_AIM_
Can the data below be echoed back word for word?

_SOURCE DATA_
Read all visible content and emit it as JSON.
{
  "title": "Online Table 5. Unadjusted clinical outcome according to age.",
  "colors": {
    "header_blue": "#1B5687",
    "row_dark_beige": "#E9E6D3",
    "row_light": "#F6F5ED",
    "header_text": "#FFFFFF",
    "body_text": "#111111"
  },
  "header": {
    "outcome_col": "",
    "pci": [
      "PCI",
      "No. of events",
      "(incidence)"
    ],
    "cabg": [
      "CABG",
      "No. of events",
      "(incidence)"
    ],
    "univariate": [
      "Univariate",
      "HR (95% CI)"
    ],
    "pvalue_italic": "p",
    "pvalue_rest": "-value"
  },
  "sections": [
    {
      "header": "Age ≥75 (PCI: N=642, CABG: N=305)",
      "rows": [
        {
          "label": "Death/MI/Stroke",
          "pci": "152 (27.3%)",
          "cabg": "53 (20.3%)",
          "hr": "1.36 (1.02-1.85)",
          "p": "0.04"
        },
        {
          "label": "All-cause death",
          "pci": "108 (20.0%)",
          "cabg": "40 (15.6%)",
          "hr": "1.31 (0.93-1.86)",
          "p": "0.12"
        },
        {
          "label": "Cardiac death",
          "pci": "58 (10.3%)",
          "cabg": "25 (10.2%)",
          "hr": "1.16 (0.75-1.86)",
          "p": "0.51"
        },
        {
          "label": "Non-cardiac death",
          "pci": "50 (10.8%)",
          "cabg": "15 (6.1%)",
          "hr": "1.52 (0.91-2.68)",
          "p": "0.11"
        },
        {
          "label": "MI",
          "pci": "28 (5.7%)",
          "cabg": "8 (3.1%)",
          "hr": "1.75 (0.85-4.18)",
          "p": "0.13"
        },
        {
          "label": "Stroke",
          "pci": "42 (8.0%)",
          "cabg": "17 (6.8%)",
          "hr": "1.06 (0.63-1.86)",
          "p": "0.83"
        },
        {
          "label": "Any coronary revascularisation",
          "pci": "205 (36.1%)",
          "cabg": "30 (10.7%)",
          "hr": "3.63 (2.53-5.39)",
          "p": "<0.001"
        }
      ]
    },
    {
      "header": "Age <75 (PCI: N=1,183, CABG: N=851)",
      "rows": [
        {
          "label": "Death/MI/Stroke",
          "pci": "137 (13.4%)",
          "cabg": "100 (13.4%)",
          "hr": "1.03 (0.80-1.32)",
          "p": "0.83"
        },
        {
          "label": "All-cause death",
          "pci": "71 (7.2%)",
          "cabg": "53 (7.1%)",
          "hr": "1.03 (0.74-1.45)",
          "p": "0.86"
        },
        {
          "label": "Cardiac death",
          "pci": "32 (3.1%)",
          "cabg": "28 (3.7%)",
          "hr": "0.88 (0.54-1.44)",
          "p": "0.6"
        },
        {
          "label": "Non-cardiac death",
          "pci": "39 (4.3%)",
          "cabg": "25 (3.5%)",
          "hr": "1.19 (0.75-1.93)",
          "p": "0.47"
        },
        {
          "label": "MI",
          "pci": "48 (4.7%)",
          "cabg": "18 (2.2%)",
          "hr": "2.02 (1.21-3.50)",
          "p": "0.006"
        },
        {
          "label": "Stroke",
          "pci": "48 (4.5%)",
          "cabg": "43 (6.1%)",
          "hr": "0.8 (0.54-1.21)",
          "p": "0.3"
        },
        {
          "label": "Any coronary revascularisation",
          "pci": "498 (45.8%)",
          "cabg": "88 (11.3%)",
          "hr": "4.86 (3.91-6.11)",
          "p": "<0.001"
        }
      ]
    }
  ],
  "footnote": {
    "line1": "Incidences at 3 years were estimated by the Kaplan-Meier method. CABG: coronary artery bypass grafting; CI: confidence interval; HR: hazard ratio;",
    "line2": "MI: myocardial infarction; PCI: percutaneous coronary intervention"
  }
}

_SOLUTION TO THE EXERCISE_
Read all visible content and emit it as JSON.
{
  "title": "Online Table 5. Unadjusted clinical outcome according to age.",
  "colors": {
    "header_blue": "#1B5687",
    "row_dark_beige": "#E9E6D3",
    "row_light": "#F6F5ED",
    "header_text": "#FFFFFF",
    "body_text": "#111111"
  },
  "header": {
    "outcome_col": "",
    "pci": [
      "PCI",
      "No. of events",
      "(incidence)"
    ],
    "cabg": [
      "CABG",
      "No. of events",
      "(incidence)"
    ],
    "univariate": [
      "Univariate",
      "HR (95% CI)"
    ],
    "pvalue_italic": "p",
    "pvalue_rest": "-value"
  },
  "sections": [
    {
      "header": "Age ≥75 (PCI: N=642, CABG: N=305)",
      "rows": [
        {
          "label": "Death/MI/Stroke",
          "pci": "152 (27.3%)",
          "cabg": "53 (20.3%)",
          "hr": "1.36 (1.02-1.85)",
          "p": "0.04"
        },
        {
          "label": "All-cause death",
          "pci": "108 (20.0%)",
          "cabg": "40 (15.6%)",
          "hr": "1.31 (0.93-1.86)",
          "p": "0.12"
        },
        {
          "label": "Cardiac death",
          "pci": "58 (10.3%)",
          "cabg": "25 (10.2%)",
          "hr": "1.16 (0.75-1.86)",
          "p": "0.51"
        },
        {
          "label": "Non-cardiac death",
          "pci": "50 (10.8%)",
          "cabg": "15 (6.1%)",
          "hr": "1.52 (0.91-2.68)",
          "p": "0.11"
        },
        {
          "label": "MI",
          "pci": "28 (5.7%)",
          "cabg": "8 (3.1%)",
          "hr": "1.75 (0.85-4.18)",
          "p": "0.13"
        },
        {
          "label": "Stroke",
          "pci": "42 (8.0%)",
          "cabg": "17 (6.8%)",
          "hr": "1.06 (0.63-1.86)",
          "p": "0.83"
        },
        {
          "label": "Any coronary revascularisation",
          "pci": "205 (36.1%)",
          "cabg": "30 (10.7%)",
          "hr": "3.63 (2.53-5.39)",
          "p": "<0.001"
        }
      ]
    },
    {
      "header": "Age <75 (PCI: N=1,183, CABG: N=851)",
      "rows": [
        {
          "label": "Death/MI/Stroke",
          "pci": "137 (13.4%)",
          "cabg": "100 (13.4%)",
          "hr": "1.03 (0.80-1.32)",
          "p": "0.83"
        },
        {
          "label": "All-cause death",
          "pci": "71 (7.2%)",
          "cabg": "53 (7.1%)",
          "hr": "1.03 (0.74-1.45)",
          "p": "0.86"
        },
        {
          "label": "Cardiac death",
          "pci": "32 (3.1%)",
          "cabg": "28 (3.7%)",
          "hr": "0.88 (0.54-1.44)",
          "p": "0.6"
        },
        {
          "label": "Non-cardiac death",
          "pci": "39 (4.3%)",
          "cabg": "25 (3.5%)",
          "hr": "1.19 (0.75-1.93)",
          "p": "0.47"
        },
        {
          "label": "MI",
          "pci": "48 (4.7%)",
          "cabg": "18 (2.2%)",
          "hr": "2.02 (1.21-3.50)",
          "p": "0.006"
        },
        {
          "label": "Stroke",
          "pci": "48 (4.5%)",
          "cabg": "43 (6.1%)",
          "hr": "0.8 (0.54-1.21)",
          "p": "0.3"
        },
        {
          "label": "Any coronary revascularisation",
          "pci": "498 (45.8%)",
          "cabg": "88 (11.3%)",
          "hr": "4.86 (3.91-6.11)",
          "p": "<0.001"
        }
      ]
    }
  ],
  "footnote": {
    "line1": "Incidences at 3 years were estimated by the Kaplan-Meier method. CABG: coronary artery bypass grafting; CI: confidence interval; HR: hazard ratio;",
    "line2": "MI: myocardial infarction; PCI: percutaneous coronary intervention"
  }
}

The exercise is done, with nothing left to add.